_ESTRATTO DEL DOCUMENTO_

■ ■ ■ ■

2.4 Trasparenza per i dirigenti
Con riguardo agli obblighi gravanti su titolari di incarichi dirigenziali, a qualsiasi titolo conferiti, ivi inclusi quelli attribuiti discrezionalmente dall’organo di indirizzo politico senza procedure pubbliche di selezione, l’ANAC propone al legislatore di stabilire una disciplina ad hoc in un nuovo articolo – art. 14-bis – da inserire nel corpo del D.Lgs. 33/2013. Le osservazioni dell’ANAC in materia riguardano sia la scelta in sé di includere i dirigenti tra i soggetti tenuti a osservare gli obblighi previsti dall’art. 14 sia il rischio di violazione della privacy e dei dati sensibili.
Con riguardo al primo aspetto, l’inclusione generalizzata dei dirigenti tra i soggetti obbligati non è stata vista con favore. Con l’Atto di segnalazione n. 1/2016, difatti l’Autorità sottolineava che l’obbligo di rendere le dichiarazioni sulla situazione patrimoniale e reddituale da parte del dirigente, del coniuge non separato e dei parenti entro il secondo grado avrebbe reso «più gravosi gli adempimenti in capo alle amministrazioni a fronte di un risultato, in termini di maggiore trasparenza, certamente trascurabile tenuto conto che viene anche previsto l’obbligo per ciascun dirigente di comunicare gli emolumenti percepiti a carico della finanza pubblica» (art. 14, co. 1-ter). Ad accrescere le perplessità dell’ANAC è il contenzioso giurisdizionale sorto sulla applicazione degli obblighi di pubblicità ai dirigenti: il TAR Lazio infatti, con ordinanza n. 1030/17, ha sospeso i provvedimenti con cui il Garante della protezione dei dati personali ha richiesto i dati di carattere reddituale e patrimoniale ad alcuni dirigenti, previsti dall’art. 14, c. 1, lett. c) ed f), D.Lgs. 33/2013, ai fini della pubblicazione on line[9]. Si tratta dei dati sui compensi connessi all’assunzione della carica e sugli importi dei viaggi di servizio e missioni e le dichiarazioni dei dati patrimoniali e reddituali del titolare dell’incarico. A seguito della predetta ordinanza, l’ANAC ha disposto la sospensione dell’efficacia della propria Delibera 241/2017 limitatamente alle parti in cui prescriveva l’applicazione degli obblighi di pubblicazione a tutti i dirigenti pubblici, compresi quelli del Servizio sanitario nazionale[10]. Successivamente, il TAR Lazio ha sollevato la questione di legittimità costituzionale dell’art. 14 del d.lgs. 33/2013 relativamente alla pubblicazione dei dati stipendiali, di missione, reddituali e patrimoniali dei dirigenti pubblici (art. 14 co. 1 lett. c ) e f))[11].

■ ■ ■ ■

_DATI FORNITI_
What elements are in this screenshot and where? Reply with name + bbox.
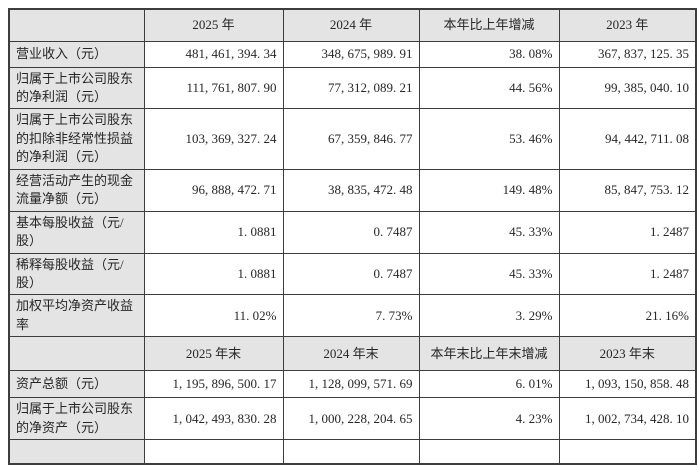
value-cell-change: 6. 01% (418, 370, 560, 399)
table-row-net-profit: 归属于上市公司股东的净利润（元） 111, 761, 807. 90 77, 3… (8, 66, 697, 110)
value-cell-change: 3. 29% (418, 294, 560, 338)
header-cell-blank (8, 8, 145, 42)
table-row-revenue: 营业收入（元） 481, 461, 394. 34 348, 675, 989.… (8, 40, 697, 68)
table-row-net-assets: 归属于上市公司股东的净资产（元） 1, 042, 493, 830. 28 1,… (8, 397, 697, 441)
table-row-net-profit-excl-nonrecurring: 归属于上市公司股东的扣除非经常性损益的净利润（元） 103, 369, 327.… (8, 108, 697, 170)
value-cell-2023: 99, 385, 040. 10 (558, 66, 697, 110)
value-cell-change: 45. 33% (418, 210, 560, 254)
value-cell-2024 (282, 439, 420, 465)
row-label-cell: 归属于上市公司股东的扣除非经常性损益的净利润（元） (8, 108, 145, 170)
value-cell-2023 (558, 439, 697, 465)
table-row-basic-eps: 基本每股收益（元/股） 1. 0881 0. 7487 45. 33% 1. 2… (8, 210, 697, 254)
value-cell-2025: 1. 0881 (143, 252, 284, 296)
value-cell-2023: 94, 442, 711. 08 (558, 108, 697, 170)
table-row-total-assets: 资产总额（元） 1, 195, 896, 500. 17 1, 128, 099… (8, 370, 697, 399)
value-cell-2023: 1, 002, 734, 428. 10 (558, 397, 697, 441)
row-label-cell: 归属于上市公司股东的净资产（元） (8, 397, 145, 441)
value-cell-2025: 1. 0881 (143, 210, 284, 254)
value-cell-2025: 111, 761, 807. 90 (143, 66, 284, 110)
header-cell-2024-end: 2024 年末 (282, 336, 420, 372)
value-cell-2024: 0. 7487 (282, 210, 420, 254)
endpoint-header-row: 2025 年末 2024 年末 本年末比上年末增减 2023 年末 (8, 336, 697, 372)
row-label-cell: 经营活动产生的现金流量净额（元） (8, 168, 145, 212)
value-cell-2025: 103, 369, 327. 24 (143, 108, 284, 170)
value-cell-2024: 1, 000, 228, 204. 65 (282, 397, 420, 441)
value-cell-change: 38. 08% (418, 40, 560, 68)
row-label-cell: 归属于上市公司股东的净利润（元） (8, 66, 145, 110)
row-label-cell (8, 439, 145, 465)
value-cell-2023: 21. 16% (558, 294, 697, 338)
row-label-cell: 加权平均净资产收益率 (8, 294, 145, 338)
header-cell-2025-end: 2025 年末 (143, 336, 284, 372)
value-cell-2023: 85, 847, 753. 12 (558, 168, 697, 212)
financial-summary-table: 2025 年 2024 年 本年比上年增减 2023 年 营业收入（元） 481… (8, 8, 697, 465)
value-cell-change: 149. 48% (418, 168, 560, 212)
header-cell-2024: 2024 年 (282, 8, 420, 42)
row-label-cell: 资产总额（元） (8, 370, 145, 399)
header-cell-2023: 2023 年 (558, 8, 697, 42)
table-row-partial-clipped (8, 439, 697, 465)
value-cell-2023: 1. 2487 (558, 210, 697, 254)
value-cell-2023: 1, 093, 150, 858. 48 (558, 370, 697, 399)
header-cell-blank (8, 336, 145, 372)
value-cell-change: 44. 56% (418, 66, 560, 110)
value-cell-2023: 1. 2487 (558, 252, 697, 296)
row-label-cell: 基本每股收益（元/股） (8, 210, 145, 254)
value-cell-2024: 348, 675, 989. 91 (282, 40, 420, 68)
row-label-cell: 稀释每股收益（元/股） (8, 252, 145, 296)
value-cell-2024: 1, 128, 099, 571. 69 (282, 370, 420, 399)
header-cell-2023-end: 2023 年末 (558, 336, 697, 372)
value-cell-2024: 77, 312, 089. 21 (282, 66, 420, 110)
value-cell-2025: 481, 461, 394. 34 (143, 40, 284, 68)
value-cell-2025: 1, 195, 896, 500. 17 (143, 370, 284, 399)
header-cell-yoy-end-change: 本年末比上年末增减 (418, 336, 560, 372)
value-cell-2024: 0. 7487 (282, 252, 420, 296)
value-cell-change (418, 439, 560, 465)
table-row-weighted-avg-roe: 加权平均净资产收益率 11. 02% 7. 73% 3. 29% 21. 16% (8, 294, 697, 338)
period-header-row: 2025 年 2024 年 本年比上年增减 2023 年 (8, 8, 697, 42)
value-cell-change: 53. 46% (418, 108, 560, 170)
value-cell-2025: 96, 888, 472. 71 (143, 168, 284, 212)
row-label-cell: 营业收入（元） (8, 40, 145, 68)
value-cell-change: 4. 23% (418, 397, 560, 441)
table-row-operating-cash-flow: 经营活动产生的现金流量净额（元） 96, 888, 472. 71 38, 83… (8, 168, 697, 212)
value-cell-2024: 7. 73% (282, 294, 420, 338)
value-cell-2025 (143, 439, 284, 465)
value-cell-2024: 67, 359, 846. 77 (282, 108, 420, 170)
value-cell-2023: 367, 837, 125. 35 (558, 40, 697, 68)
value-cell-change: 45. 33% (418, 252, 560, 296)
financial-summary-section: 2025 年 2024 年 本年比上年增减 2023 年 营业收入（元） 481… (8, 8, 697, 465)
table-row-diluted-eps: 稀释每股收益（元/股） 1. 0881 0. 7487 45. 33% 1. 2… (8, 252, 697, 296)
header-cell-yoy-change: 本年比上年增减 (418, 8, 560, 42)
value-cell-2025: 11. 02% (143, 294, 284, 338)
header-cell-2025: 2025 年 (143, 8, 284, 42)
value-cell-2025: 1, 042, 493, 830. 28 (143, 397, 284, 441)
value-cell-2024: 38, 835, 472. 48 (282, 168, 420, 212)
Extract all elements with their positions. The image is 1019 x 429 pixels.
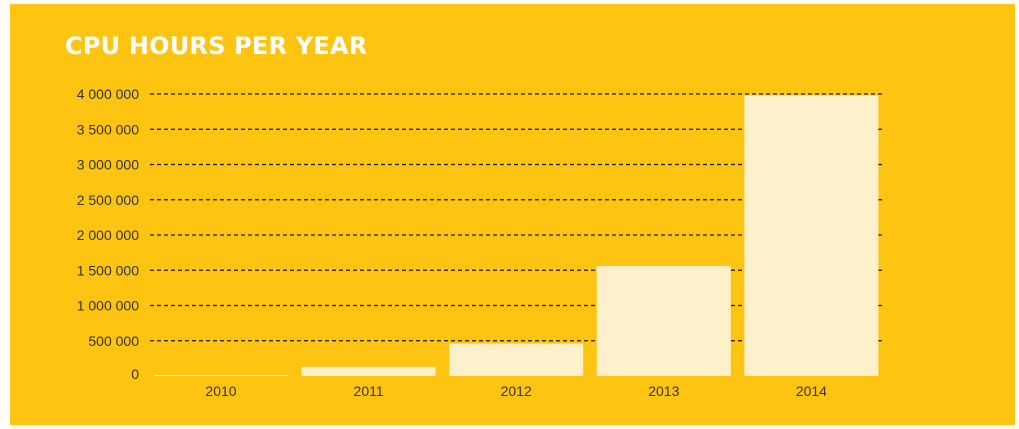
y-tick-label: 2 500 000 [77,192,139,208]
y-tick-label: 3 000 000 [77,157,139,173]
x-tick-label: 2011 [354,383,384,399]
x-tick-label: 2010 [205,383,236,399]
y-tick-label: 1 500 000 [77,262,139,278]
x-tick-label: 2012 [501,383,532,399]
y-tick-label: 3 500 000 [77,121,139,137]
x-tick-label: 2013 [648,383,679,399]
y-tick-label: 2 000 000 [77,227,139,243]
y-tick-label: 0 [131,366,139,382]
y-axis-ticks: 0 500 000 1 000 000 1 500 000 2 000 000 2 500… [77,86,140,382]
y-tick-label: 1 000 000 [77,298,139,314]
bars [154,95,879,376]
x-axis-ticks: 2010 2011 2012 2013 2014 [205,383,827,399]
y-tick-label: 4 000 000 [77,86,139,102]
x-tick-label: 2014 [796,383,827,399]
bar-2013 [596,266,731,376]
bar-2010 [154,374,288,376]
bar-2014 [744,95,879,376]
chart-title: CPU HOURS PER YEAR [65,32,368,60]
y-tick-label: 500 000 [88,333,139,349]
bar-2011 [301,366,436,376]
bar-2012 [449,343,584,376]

■ ■ ■ ■

_IL COMPITO_
Per favore, rispondi a queste domande sull'estratto dedicato alla trasparenza per i dirigenti:
(a) Come si chiamerebbe il nuovo articolo che l'ANAC propone di inserire nel D.Lgs. 33/2013?
(b) Con quale ordinanza il TAR Lazio ha sospeso i provvedimenti del Garante della protezione dei dati personali?
(c) Di quale propria delibera l'ANAC ha sospeso in parte l'efficacia?

_RISPOSTA COMPLETA_
(a) Art. 14-bis.
(b) Con l'ordinanza n. 1030/17.
(c) Della Delibera 241/2017.